Every record here should be printed again exactly.

--- Data records ---

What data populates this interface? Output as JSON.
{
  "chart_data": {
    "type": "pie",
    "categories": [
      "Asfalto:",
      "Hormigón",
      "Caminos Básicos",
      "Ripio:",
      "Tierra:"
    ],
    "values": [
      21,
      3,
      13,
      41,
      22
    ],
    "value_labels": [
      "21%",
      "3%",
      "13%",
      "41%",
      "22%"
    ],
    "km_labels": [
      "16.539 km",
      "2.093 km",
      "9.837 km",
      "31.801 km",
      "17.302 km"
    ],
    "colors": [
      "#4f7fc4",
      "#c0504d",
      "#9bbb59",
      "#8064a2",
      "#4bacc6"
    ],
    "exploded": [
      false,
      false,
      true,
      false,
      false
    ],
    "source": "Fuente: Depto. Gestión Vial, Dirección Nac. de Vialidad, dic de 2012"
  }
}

---

→ Solution
What data populates this interface? Output as JSON.
{
  "chart_data": {
    "type": "pie",
    "categories": [
      "Asfalto:",
      "Hormigón",
      "Caminos Básicos",
      "Ripio:",
      "Tierra:"
    ],
    "values": [
      21,
      3,
      13,
      41,
      22
    ],
    "value_labels": [
      "21%",
      "3%",
      "13%",
      "41%",
      "22%"
    ],
    "km_labels": [
      "16.539 km",
      "2.093 km",
      "9.837 km",
      "31.801 km",
      "17.302 km"
    ],
    "colors": [
      "#4f7fc4",
      "#c0504d",
      "#9bbb59",
      "#8064a2",
      "#4bacc6"
    ],
    "exploded": [
      false,
      false,
      true,
      false,
      false
    ],
    "source": "Fuente: Depto. Gestión Vial, Dirección Nac. de Vialidad, dic de 2012"
  }
}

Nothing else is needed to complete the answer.